(Records from a collection of figures)
▼▼▼

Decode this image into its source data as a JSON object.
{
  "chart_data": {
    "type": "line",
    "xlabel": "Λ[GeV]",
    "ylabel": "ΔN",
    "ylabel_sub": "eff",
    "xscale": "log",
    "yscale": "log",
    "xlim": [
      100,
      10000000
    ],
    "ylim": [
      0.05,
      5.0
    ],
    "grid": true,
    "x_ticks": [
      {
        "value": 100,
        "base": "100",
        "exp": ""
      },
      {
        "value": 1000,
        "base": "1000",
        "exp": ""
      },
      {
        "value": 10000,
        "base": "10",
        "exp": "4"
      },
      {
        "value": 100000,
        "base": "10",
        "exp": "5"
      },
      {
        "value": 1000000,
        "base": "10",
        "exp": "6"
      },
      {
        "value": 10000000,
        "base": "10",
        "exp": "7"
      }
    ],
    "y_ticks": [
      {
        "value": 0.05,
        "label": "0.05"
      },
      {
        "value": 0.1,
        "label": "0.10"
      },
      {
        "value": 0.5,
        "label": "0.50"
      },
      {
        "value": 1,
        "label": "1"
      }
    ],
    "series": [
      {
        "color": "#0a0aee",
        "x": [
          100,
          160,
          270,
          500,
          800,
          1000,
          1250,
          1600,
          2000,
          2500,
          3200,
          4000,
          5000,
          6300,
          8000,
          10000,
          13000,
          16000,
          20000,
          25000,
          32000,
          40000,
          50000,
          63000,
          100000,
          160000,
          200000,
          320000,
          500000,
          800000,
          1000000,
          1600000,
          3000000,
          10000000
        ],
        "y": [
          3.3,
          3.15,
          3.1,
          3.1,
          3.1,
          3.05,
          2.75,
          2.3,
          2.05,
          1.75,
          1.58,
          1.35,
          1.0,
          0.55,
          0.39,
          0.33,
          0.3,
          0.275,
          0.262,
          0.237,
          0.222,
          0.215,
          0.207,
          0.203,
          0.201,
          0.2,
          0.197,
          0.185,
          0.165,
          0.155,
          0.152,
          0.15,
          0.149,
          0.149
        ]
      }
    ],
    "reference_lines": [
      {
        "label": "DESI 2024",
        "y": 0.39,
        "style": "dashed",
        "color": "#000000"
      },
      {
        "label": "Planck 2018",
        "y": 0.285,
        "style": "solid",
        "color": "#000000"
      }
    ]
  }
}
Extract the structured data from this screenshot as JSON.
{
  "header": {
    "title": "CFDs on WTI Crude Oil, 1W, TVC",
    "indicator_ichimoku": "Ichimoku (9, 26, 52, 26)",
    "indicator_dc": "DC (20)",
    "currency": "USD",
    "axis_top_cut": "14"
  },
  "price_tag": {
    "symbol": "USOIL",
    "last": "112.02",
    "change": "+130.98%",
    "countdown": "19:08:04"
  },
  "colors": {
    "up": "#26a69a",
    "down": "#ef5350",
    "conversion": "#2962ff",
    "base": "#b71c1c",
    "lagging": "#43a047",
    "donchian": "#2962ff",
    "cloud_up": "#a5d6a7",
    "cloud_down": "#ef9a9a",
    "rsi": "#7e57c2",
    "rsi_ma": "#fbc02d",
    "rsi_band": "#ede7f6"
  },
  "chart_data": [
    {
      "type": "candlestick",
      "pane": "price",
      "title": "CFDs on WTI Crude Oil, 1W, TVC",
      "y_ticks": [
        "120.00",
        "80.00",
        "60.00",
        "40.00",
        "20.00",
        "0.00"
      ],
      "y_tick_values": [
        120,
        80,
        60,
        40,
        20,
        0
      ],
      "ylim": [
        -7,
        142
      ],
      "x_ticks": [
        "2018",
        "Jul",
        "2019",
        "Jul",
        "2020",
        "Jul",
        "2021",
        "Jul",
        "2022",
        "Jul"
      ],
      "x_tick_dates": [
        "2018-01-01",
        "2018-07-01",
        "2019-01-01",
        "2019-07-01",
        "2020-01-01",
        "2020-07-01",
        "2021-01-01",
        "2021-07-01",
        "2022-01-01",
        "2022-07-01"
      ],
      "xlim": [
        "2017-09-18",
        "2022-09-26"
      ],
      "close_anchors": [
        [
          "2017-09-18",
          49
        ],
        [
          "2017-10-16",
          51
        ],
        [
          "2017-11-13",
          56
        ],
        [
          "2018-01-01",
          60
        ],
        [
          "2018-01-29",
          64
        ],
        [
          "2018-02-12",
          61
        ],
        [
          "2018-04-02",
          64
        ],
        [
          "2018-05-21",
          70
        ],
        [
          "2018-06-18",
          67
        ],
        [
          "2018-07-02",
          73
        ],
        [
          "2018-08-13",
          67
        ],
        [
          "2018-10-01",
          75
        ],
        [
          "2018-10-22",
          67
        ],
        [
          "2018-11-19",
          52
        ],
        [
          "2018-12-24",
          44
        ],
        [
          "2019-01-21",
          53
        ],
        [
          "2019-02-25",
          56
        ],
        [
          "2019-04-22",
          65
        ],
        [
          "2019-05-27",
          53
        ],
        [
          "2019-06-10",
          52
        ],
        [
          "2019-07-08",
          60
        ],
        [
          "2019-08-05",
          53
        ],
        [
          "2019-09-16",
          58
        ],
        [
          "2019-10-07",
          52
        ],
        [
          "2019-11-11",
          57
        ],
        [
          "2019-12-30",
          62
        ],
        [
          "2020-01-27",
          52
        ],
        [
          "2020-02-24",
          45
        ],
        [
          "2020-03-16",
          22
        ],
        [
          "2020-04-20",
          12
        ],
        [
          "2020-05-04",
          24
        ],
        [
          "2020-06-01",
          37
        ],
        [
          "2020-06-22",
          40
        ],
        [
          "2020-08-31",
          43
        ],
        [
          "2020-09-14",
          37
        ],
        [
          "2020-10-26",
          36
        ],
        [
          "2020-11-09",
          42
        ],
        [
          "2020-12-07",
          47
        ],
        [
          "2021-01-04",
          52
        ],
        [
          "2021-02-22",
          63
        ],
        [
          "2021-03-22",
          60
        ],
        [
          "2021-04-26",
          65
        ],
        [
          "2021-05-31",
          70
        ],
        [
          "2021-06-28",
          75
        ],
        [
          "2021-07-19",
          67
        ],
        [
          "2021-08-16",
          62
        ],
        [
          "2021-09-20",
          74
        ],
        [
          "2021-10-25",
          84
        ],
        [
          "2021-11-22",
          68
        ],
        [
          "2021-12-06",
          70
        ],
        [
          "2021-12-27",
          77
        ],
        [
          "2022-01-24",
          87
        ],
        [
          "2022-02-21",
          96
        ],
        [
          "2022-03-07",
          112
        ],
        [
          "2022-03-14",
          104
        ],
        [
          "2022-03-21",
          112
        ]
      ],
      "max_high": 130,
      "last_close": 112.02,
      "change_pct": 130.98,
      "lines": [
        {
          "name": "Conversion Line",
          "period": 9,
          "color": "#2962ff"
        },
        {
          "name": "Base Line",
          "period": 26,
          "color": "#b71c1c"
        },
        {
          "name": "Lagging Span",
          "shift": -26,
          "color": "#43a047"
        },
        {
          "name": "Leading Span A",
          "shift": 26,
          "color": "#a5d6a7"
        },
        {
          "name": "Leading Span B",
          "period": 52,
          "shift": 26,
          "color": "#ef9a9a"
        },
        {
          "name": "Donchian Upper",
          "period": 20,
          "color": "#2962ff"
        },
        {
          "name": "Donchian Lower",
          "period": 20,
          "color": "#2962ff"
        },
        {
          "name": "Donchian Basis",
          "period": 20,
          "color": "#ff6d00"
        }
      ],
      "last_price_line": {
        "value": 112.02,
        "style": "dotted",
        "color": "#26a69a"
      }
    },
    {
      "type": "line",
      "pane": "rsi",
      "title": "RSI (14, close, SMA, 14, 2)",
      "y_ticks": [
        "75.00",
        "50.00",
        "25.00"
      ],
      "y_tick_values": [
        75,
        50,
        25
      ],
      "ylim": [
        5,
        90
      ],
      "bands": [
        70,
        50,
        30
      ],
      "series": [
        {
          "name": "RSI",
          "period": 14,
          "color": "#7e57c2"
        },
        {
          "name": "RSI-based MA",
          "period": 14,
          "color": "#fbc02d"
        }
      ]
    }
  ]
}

▲▲▲

> [INSTRUCTION] Find how many lines hold the string "Span", and state that number alone.

> [RESULT FOR THIS TASK] 3